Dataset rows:
---
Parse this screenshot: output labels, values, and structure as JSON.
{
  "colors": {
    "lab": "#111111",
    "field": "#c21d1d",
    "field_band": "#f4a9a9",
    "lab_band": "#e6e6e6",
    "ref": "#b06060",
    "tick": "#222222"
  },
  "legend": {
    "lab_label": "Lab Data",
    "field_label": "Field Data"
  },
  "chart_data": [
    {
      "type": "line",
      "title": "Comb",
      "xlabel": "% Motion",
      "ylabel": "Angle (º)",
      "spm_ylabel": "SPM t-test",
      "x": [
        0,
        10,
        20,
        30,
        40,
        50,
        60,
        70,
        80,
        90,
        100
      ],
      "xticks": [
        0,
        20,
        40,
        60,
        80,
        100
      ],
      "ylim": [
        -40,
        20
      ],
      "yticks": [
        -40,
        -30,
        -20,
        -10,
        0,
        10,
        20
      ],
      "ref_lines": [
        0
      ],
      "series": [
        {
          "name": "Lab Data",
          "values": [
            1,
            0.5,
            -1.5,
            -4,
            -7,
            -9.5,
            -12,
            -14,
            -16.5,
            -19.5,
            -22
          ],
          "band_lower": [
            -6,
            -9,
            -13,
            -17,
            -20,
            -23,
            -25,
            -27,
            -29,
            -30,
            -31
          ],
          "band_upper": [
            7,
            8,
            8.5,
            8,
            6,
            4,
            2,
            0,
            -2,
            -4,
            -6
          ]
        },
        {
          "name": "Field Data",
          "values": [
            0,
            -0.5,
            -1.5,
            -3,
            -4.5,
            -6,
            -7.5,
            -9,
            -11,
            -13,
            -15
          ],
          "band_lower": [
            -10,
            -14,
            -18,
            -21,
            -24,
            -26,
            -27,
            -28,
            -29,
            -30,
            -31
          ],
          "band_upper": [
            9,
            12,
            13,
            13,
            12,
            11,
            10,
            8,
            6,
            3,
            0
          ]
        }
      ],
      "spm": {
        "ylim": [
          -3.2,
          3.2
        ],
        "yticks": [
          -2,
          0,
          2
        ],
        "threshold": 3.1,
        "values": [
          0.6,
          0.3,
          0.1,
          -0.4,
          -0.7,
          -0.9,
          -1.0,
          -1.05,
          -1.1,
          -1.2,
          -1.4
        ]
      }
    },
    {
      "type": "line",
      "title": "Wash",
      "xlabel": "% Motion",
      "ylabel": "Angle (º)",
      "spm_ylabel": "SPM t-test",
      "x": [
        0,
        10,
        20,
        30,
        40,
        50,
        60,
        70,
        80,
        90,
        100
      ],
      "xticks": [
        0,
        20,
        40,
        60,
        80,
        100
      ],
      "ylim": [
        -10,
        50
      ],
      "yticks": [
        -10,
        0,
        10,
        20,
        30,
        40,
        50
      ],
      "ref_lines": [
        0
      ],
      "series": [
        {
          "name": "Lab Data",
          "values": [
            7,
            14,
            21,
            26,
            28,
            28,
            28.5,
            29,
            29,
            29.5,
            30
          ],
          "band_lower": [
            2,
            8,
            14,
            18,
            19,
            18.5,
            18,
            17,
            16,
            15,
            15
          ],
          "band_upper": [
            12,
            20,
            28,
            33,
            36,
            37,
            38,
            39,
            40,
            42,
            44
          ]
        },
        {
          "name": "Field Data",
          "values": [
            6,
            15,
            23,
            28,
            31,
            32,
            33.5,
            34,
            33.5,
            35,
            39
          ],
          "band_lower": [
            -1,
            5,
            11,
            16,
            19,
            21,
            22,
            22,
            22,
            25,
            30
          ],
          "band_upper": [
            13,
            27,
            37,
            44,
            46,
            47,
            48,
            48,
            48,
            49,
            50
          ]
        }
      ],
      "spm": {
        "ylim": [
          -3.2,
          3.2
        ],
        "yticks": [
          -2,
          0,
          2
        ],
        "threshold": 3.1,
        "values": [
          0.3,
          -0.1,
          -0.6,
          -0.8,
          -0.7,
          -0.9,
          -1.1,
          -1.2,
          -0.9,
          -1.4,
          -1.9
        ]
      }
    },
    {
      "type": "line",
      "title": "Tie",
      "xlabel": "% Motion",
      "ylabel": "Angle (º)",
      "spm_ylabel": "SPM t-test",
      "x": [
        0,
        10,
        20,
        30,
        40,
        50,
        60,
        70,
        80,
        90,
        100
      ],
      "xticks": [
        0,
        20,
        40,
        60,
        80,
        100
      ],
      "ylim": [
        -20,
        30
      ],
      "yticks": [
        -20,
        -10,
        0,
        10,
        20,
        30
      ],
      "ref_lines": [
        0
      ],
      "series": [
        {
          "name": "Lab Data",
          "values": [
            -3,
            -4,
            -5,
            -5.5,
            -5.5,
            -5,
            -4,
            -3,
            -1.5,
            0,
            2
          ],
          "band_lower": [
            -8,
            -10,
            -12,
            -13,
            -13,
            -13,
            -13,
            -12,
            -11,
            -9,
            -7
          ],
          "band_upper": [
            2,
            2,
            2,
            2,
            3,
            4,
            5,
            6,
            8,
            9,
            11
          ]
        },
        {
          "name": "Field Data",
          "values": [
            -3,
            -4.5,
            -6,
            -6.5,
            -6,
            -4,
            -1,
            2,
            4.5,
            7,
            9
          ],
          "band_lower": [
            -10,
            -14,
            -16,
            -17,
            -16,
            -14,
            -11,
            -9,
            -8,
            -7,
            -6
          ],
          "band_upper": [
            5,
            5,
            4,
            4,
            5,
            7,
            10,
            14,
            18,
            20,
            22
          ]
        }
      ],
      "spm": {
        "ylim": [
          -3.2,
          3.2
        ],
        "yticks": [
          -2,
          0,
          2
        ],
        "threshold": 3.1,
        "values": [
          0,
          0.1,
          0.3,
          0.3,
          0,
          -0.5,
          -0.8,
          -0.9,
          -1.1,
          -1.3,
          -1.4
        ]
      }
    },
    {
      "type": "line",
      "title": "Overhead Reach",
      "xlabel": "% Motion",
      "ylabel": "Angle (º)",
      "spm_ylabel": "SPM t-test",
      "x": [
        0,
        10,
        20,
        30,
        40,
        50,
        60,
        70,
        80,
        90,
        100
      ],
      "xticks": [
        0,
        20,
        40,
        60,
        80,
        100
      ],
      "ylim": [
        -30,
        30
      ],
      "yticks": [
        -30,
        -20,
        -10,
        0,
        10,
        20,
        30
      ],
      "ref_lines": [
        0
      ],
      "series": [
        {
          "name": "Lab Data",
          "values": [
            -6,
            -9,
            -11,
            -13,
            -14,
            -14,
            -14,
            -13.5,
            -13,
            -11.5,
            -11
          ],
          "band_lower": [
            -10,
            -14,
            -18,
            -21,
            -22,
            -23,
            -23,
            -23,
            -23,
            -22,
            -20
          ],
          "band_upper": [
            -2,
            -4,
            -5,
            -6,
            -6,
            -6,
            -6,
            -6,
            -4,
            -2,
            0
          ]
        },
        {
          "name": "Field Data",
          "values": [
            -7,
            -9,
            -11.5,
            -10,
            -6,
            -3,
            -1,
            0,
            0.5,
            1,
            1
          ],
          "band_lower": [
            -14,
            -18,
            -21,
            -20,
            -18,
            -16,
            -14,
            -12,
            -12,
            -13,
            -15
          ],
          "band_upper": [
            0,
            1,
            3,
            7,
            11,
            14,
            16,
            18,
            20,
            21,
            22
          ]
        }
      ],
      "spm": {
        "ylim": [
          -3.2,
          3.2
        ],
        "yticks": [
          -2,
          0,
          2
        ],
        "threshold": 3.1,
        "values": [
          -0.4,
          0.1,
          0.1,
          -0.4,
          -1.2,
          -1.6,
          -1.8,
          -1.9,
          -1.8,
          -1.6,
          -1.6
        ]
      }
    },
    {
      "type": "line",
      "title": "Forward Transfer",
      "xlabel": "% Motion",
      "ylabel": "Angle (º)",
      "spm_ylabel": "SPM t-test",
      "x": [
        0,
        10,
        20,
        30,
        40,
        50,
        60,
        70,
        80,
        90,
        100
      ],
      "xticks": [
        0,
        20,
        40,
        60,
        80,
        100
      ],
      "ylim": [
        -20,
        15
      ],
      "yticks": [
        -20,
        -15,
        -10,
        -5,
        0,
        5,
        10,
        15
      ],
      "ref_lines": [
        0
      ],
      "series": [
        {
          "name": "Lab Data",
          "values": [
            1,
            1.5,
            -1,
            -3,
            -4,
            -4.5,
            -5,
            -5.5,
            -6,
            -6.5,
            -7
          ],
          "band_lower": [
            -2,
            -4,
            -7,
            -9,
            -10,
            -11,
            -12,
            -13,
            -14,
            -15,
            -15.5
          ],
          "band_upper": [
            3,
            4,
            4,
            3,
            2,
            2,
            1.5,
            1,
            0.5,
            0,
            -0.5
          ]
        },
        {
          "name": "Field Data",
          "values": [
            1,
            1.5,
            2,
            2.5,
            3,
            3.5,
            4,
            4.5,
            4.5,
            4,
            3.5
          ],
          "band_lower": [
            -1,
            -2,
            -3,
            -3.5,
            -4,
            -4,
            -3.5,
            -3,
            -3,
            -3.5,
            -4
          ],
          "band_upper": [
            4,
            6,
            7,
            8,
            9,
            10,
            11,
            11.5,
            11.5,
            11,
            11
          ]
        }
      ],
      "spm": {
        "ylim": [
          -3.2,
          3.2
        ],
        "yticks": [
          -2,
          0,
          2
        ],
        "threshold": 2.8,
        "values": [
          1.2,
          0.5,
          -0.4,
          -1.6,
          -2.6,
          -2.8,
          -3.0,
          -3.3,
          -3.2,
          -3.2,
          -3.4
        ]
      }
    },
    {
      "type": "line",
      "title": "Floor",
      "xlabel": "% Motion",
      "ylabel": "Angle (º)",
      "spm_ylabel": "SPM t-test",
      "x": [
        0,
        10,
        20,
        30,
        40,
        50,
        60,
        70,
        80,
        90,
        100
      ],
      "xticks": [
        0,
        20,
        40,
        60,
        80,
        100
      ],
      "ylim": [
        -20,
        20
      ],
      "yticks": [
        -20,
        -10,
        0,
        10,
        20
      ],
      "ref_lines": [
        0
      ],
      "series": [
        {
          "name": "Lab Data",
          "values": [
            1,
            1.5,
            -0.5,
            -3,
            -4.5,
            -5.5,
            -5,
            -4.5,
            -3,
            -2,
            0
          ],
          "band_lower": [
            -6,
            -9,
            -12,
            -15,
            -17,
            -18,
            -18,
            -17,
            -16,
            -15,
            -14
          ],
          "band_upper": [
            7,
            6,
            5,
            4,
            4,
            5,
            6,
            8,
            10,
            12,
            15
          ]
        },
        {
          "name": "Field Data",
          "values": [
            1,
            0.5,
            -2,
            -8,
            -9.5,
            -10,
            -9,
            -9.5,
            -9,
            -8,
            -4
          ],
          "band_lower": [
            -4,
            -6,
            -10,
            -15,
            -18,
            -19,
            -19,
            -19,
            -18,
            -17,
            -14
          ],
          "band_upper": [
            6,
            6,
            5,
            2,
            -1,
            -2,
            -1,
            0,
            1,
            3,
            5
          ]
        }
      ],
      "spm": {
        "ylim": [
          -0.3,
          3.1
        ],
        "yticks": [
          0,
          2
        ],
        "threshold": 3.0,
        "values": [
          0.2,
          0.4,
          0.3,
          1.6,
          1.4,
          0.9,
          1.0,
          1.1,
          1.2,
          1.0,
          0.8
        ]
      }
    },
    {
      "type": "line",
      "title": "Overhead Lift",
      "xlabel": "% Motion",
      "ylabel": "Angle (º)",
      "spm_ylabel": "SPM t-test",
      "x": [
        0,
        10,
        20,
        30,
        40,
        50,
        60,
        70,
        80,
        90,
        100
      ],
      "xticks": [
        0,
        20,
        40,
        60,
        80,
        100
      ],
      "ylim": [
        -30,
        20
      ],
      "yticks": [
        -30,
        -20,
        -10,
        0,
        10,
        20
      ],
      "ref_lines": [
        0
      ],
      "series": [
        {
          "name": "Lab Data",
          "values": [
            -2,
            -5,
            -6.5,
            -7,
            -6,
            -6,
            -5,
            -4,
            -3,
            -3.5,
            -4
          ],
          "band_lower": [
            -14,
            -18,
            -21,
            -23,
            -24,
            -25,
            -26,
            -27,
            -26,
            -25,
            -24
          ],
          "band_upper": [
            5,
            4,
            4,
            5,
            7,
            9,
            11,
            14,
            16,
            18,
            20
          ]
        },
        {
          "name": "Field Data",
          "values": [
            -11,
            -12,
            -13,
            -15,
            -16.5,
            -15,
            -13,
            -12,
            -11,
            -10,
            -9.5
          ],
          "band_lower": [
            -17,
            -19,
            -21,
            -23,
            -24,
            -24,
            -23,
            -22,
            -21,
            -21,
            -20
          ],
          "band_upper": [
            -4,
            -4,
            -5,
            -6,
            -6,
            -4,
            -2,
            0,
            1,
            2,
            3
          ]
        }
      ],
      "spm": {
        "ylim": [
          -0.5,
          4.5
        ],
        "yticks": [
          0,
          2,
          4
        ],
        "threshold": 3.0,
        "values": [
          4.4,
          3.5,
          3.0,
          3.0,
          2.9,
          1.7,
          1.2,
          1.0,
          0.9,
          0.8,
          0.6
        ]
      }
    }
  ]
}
---
=== Directive ===
Count the lines in the records above that contain the word "Overhead", and give only that number.

=== Result of this exercise ===
2